Dataset records:
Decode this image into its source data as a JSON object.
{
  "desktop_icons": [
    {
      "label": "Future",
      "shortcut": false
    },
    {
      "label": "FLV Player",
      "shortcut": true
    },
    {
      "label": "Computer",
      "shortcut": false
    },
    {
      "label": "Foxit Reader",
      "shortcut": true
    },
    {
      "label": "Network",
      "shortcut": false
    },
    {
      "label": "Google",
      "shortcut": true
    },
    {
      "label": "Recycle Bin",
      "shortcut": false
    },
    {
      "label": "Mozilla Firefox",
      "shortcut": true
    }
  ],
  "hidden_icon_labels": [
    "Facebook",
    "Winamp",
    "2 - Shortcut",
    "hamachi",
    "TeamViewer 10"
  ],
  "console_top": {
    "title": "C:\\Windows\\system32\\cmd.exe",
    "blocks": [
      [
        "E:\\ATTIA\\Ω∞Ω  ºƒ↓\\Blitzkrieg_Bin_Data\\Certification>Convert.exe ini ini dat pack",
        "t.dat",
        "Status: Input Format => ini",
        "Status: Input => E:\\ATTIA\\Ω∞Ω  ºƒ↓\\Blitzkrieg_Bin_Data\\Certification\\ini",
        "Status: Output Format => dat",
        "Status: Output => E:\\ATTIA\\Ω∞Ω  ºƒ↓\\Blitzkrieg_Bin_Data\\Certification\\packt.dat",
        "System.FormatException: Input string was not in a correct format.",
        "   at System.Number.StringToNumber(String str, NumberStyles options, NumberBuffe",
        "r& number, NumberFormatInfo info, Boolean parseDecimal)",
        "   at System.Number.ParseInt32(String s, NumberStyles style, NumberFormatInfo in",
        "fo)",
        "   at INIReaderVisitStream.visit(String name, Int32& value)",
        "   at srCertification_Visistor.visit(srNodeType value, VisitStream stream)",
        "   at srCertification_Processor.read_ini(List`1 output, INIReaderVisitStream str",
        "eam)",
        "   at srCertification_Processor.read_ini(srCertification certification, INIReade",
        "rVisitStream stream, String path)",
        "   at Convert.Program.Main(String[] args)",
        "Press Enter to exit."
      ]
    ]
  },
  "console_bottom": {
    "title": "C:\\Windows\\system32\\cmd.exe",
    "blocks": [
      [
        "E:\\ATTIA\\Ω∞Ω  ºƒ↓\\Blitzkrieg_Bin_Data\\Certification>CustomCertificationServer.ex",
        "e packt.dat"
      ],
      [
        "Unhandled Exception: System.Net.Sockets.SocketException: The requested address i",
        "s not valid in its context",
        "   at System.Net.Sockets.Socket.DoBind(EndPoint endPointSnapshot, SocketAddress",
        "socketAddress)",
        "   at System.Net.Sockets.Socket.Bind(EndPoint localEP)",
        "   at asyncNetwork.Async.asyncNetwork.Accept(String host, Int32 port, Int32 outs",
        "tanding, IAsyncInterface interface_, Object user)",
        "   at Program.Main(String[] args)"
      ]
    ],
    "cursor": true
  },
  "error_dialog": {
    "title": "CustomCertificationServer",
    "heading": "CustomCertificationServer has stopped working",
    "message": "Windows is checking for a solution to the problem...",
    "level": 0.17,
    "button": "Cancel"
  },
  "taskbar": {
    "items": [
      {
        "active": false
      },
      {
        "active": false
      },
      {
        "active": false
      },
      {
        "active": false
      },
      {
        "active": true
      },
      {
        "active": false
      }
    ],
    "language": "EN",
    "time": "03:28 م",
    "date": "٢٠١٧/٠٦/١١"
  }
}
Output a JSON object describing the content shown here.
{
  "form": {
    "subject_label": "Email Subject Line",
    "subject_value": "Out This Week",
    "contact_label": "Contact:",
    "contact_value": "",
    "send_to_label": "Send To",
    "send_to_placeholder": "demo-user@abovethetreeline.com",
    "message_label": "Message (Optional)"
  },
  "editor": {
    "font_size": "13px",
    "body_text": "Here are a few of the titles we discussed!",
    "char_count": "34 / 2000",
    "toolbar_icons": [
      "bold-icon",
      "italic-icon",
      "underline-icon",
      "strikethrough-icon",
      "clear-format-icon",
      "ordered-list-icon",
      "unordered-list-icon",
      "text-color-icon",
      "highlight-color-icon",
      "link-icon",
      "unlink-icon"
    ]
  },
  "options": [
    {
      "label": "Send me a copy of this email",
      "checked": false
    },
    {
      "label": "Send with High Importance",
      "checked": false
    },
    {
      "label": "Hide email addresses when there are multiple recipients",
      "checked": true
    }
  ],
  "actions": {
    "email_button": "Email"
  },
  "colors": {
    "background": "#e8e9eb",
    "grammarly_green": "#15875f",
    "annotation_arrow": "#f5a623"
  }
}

● **What the task requires**
Write out all of the records once more, exactly.

● **Result for this task**
Decode this image into its source data as a JSON object.
{
  "desktop_icons": [
    {
      "label": "Future",
      "shortcut": false
    },
    {
      "label": "FLV Player",
      "shortcut": true
    },
    {
      "label": "Computer",
      "shortcut": false
    },
    {
      "label": "Foxit Reader",
      "shortcut": true
    },
    {
      "label": "Network",
      "shortcut": false
    },
    {
      "label": "Google",
      "shortcut": true
    },
    {
      "label": "Recycle Bin",
      "shortcut": false
    },
    {
      "label": "Mozilla Firefox",
      "shortcut": true
    }
  ],
  "hidden_icon_labels": [
    "Facebook",
    "Winamp",
    "2 - Shortcut",
    "hamachi",
    "TeamViewer 10"
  ],
  "console_top": {
    "title": "C:\\Windows\\system32\\cmd.exe",
    "blocks": [
      [
        "E:\\ATTIA\\Ω∞Ω  ºƒ↓\\Blitzkrieg_Bin_Data\\Certification>Convert.exe ini ini dat pack",
        "t.dat",
        "Status: Input Format => ini",
        "Status: Input => E:\\ATTIA\\Ω∞Ω  ºƒ↓\\Blitzkrieg_Bin_Data\\Certification\\ini",
        "Status: Output Format => dat",
        "Status: Output => E:\\ATTIA\\Ω∞Ω  ºƒ↓\\Blitzkrieg_Bin_Data\\Certification\\packt.dat",
        "System.FormatException: Input string was not in a correct format.",
        "   at System.Number.StringToNumber(String str, NumberStyles options, NumberBuffe",
        "r& number, NumberFormatInfo info, Boolean parseDecimal)",
        "   at System.Number.ParseInt32(String s, NumberStyles style, NumberFormatInfo in",
        "fo)",
        "   at INIReaderVisitStream.visit(String name, Int32& value)",
        "   at srCertification_Visistor.visit(srNodeType value, VisitStream stream)",
        "   at srCertification_Processor.read_ini(List`1 output, INIReaderVisitStream str",
        "eam)",
        "   at srCertification_Processor.read_ini(srCertification certification, INIReade",
        "rVisitStream stream, String path)",
        "   at Convert.Program.Main(String[] args)",
        "Press Enter to exit."
      ]
    ]
  },
  "console_bottom": {
    "title": "C:\\Windows\\system32\\cmd.exe",
    "blocks": [
      [
        "E:\\ATTIA\\Ω∞Ω  ºƒ↓\\Blitzkrieg_Bin_Data\\Certification>CustomCertificationServer.ex",
        "e packt.dat"
      ],
      [
        "Unhandled Exception: System.Net.Sockets.SocketException: The requested address i",
        "s not valid in its context",
        "   at System.Net.Sockets.Socket.DoBind(EndPoint endPointSnapshot, SocketAddress",
        "socketAddress)",
        "   at System.Net.Sockets.Socket.Bind(EndPoint localEP)",
        "   at asyncNetwork.Async.asyncNetwork.Accept(String host, Int32 port, Int32 outs",
        "tanding, IAsyncInterface interface_, Object user)",
        "   at Program.Main(String[] args)"
      ]
    ],
    "cursor": true
  },
  "error_dialog": {
    "title": "CustomCertificationServer",
    "heading": "CustomCertificationServer has stopped working",
    "message": "Windows is checking for a solution to the problem...",
    "level": 0.17,
    "button": "Cancel"
  },
  "taskbar": {
    "items": [
      {
        "active": false
      },
      {
        "active": false
      },
      {
        "active": false
      },
      {
        "active": false
      },
      {
        "active": true
      },
      {
        "active": false
      }
    ],
    "language": "EN",
    "time": "03:28 م",
    "date": "٢٠١٧/٠٦/١١"
  }
}
Output a JSON object describing the content shown here.
{
  "form": {
    "subject_label": "Email Subject Line",
    "subject_value": "Out This Week",
    "contact_label": "Contact:",
    "contact_value": "",
    "send_to_label": "Send To",
    "send_to_placeholder": "demo-user@abovethetreeline.com",
    "message_label": "Message (Optional)"
  },
  "editor": {
    "font_size": "13px",
    "body_text": "Here are a few of the titles we discussed!",
    "char_count": "34 / 2000",
    "toolbar_icons": [
      "bold-icon",
      "italic-icon",
      "underline-icon",
      "strikethrough-icon",
      "clear-format-icon",
      "ordered-list-icon",
      "unordered-list-icon",
      "text-color-icon",
      "highlight-color-icon",
      "link-icon",
      "unlink-icon"
    ]
  },
  "options": [
    {
      "label": "Send me a copy of this email",
      "checked": false
    },
    {
      "label": "Send with High Importance",
      "checked": false
    },
    {
      "label": "Hide email addresses when there are multiple recipients",
      "checked": true
    }
  ],
  "actions": {
    "email_button": "Email"
  },
  "colors": {
    "background": "#e8e9eb",
    "grammarly_green": "#15875f",
    "annotation_arrow": "#f5a623"
  }
}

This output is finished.